**DATA PROVIDED**

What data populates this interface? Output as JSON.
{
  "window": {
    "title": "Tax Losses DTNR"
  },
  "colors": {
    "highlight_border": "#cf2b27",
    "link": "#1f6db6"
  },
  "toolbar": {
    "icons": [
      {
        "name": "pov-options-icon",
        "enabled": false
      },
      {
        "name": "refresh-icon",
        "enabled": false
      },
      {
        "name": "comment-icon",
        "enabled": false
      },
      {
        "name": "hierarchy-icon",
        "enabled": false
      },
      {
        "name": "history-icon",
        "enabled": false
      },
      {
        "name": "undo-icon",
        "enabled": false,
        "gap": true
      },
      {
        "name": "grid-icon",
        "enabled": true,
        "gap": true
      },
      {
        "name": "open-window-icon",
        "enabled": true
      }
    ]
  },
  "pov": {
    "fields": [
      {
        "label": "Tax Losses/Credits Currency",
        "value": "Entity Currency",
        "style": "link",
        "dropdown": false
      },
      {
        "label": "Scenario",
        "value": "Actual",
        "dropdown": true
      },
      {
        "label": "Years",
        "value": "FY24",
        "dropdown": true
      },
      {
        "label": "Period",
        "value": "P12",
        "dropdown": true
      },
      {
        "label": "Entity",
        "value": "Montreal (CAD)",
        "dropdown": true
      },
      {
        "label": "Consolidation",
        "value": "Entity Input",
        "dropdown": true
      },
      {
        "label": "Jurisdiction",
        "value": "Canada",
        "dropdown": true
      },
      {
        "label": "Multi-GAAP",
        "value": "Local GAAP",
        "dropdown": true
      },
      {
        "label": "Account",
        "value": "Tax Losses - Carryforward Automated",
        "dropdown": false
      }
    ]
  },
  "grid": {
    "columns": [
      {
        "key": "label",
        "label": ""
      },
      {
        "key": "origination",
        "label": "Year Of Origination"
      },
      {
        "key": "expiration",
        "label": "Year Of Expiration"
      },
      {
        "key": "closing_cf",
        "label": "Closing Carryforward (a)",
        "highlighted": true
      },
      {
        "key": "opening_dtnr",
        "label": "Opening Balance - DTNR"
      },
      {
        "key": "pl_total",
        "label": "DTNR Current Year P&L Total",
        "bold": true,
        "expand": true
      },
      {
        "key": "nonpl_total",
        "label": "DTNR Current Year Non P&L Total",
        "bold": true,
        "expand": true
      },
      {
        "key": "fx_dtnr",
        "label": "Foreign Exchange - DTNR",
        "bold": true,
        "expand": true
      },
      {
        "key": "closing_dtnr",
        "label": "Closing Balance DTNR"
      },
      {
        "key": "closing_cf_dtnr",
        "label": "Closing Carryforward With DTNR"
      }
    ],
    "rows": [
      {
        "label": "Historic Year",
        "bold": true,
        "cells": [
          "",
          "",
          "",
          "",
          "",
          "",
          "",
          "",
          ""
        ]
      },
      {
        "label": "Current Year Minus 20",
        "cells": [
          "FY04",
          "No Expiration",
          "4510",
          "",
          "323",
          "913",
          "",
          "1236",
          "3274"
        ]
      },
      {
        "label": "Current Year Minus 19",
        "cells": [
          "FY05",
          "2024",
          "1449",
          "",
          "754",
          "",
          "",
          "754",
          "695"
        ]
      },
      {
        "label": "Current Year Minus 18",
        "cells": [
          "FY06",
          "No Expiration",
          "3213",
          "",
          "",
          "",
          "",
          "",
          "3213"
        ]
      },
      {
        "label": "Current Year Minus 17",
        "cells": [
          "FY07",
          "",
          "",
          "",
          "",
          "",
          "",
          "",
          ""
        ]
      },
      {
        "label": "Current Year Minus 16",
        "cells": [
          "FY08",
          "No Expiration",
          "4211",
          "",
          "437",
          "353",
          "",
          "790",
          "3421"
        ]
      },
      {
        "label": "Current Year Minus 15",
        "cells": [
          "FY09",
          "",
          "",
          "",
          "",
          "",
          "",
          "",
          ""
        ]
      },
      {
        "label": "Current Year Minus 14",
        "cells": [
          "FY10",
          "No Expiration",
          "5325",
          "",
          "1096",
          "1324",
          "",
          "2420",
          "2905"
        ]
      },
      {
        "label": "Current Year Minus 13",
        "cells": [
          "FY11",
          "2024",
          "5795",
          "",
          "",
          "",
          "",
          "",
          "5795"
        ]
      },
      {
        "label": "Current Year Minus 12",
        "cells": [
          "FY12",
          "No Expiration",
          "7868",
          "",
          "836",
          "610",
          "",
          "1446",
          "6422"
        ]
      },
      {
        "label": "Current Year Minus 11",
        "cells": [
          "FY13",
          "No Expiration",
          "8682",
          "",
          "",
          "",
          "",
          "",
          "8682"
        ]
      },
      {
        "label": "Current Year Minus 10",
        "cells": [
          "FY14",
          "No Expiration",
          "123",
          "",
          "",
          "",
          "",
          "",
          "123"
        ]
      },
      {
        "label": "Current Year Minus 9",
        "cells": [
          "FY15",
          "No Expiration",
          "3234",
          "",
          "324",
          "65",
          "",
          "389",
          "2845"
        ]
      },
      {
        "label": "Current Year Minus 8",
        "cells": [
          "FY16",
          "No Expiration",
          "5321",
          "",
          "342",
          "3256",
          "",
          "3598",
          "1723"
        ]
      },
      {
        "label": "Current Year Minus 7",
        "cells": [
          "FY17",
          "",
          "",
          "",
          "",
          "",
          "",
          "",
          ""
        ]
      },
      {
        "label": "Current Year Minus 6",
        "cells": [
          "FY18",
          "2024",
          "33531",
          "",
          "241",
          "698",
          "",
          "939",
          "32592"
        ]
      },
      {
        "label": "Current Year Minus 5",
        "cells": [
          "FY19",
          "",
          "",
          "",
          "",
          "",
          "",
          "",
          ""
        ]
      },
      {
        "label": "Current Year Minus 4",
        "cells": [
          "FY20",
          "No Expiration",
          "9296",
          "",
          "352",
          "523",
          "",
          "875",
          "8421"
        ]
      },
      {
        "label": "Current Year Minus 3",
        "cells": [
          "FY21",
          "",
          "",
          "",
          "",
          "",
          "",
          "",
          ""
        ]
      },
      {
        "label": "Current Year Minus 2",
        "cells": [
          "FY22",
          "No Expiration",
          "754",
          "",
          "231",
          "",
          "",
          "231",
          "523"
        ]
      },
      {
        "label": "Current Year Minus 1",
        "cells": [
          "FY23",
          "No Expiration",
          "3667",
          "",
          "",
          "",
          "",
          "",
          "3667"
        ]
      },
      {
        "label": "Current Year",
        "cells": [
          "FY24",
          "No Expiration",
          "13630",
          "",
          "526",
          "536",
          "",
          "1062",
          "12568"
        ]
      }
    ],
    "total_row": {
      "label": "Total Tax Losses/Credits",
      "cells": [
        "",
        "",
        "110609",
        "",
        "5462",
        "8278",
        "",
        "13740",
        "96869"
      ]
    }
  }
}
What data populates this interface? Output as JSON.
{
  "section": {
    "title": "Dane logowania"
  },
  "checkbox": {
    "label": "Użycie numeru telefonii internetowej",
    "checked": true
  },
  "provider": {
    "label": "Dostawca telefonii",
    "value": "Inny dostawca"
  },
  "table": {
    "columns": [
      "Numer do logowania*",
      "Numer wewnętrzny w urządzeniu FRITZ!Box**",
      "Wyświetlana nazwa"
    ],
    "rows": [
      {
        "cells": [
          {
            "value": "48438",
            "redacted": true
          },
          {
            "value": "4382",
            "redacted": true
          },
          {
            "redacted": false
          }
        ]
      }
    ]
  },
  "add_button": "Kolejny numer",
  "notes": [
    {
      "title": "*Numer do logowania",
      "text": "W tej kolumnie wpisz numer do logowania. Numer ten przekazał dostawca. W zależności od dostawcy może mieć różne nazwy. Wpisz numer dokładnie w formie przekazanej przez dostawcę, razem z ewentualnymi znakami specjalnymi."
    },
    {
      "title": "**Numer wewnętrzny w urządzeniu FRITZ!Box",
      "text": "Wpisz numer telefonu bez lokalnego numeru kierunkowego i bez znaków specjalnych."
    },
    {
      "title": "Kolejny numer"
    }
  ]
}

**WHAT TO WORK ON**
Gather each line of the listing that holds the string "name".

**ANSWER FOR THE TASK**
        "name": "pov-options-icon",
        "name": "refresh-icon",
        "name": "comment-icon",
        "name": "hierarchy-icon",
        "name": "history-icon",
        "name": "undo-icon",
        "name": "grid-icon",
        "name": "open-window-icon",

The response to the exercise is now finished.